- Directions
Write out the material exactly, leaving every picture behind.

- Records for the task
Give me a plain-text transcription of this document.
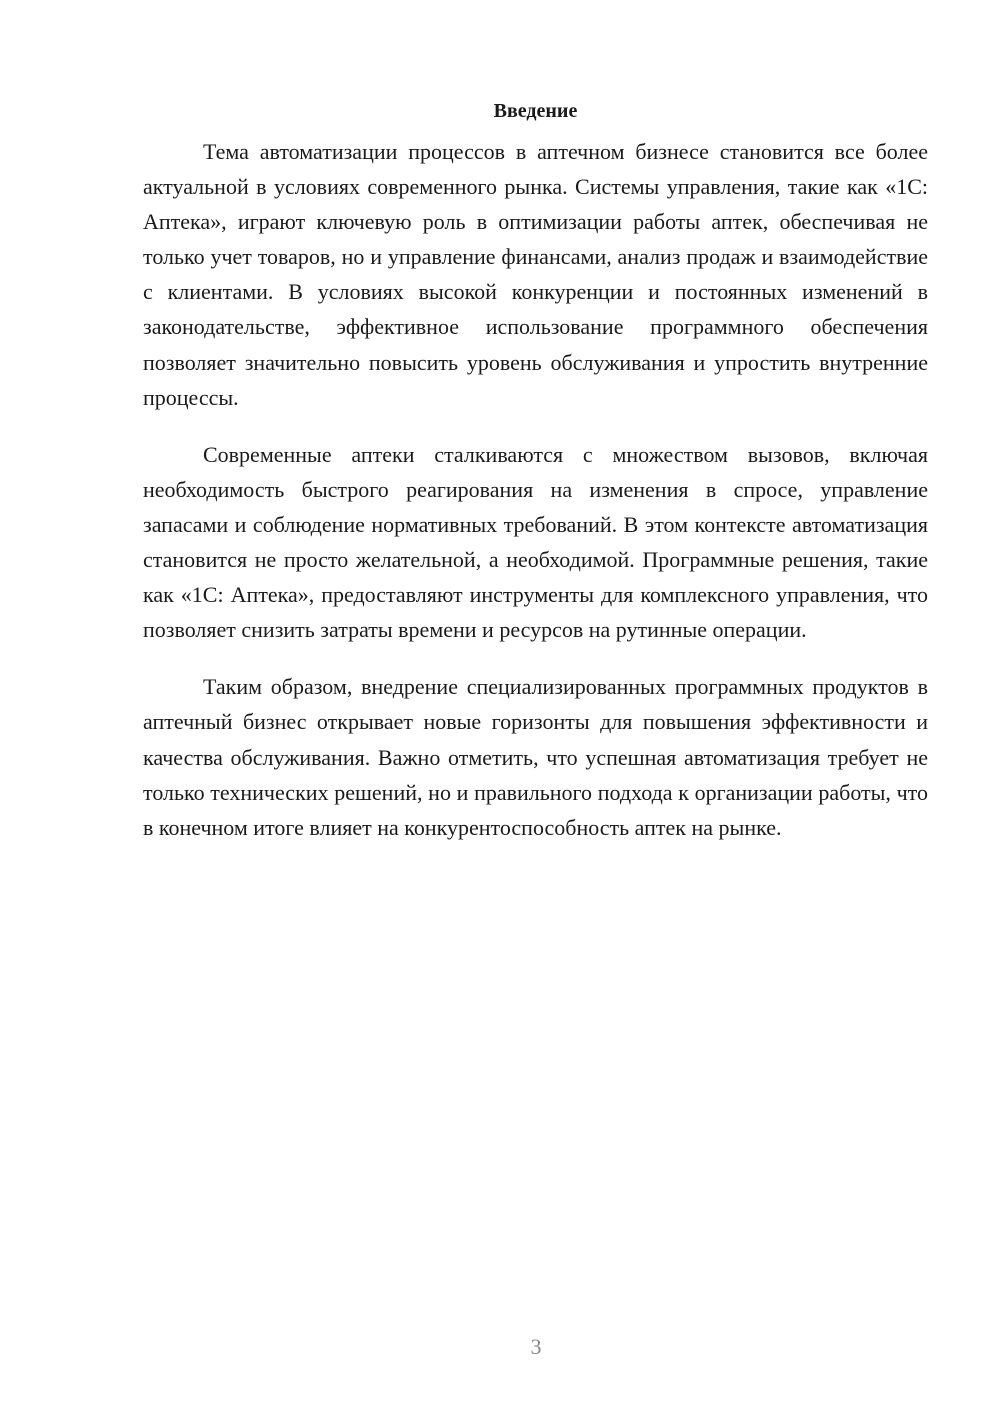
Введение

Тема автоматизации процессов в аптечном бизнесе становится все более актуальной в условиях современного рынка. Системы управления, такие как «1С: Аптека», играют ключевую роль в оптимизации работы аптек, обеспечивая не только учет товаров, но и управление финансами, анализ продаж и взаимодействие с клиентами. В условиях высокой конкуренции и постоянных изменений в законодательстве, эффективное использование программного обеспечения позволяет значительно повысить уровень обслуживания и упростить внутренние процессы.

Современные аптеки сталкиваются с множеством вызовов, включая необходимость быстрого реагирования на изменения в спросе, управление запасами и соблюдение нормативных требований. В этом контексте автоматизация становится не просто желательной, а необходимой. Программные решения, такие как «1С: Аптека», предоставляют инструменты для комплексного управления, что позволяет снизить затраты времени и ресурсов на рутинные операции.

Таким образом, внедрение специализированных программных продуктов в аптечный бизнес открывает новые горизонты для повышения эффективности и качества обслуживания. Важно отметить, что успешная автоматизация требует не только технических решений, но и правильного подхода к организации работы, что в конечном итоге влияет на конкурентоспособность аптек на рынке.

3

- Response
Give me a plain-text transcription of this document.
Введение

Тема автоматизации процессов в аптечном бизнесе становится все более актуальной в условиях современного рынка. Системы управления, такие как «1С: Аптека», играют ключевую роль в оптимизации работы аптек, обеспечивая не только учет товаров, но и управление финансами, анализ продаж и взаимодействие с клиентами. В условиях высокой конкуренции и постоянных изменений в законодательстве, эффективное использование программного обеспечения позволяет значительно повысить уровень обслуживания и упростить внутренние процессы.

Современные аптеки сталкиваются с множеством вызовов, включая необходимость быстрого реагирования на изменения в спросе, управление запасами и соблюдение нормативных требований. В этом контексте автоматизация становится не просто желательной, а необходимой. Программные решения, такие как «1С: Аптека», предоставляют инструменты для комплексного управления, что позволяет снизить затраты времени и ресурсов на рутинные операции.

Таким образом, внедрение специализированных программных продуктов в аптечный бизнес открывает новые горизонты для повышения эффективности и качества обслуживания. Важно отметить, что успешная автоматизация требует не только технических решений, но и правильного подхода к организации работы, что в конечном итоге влияет на конкурентоспособность аптек на рынке.

3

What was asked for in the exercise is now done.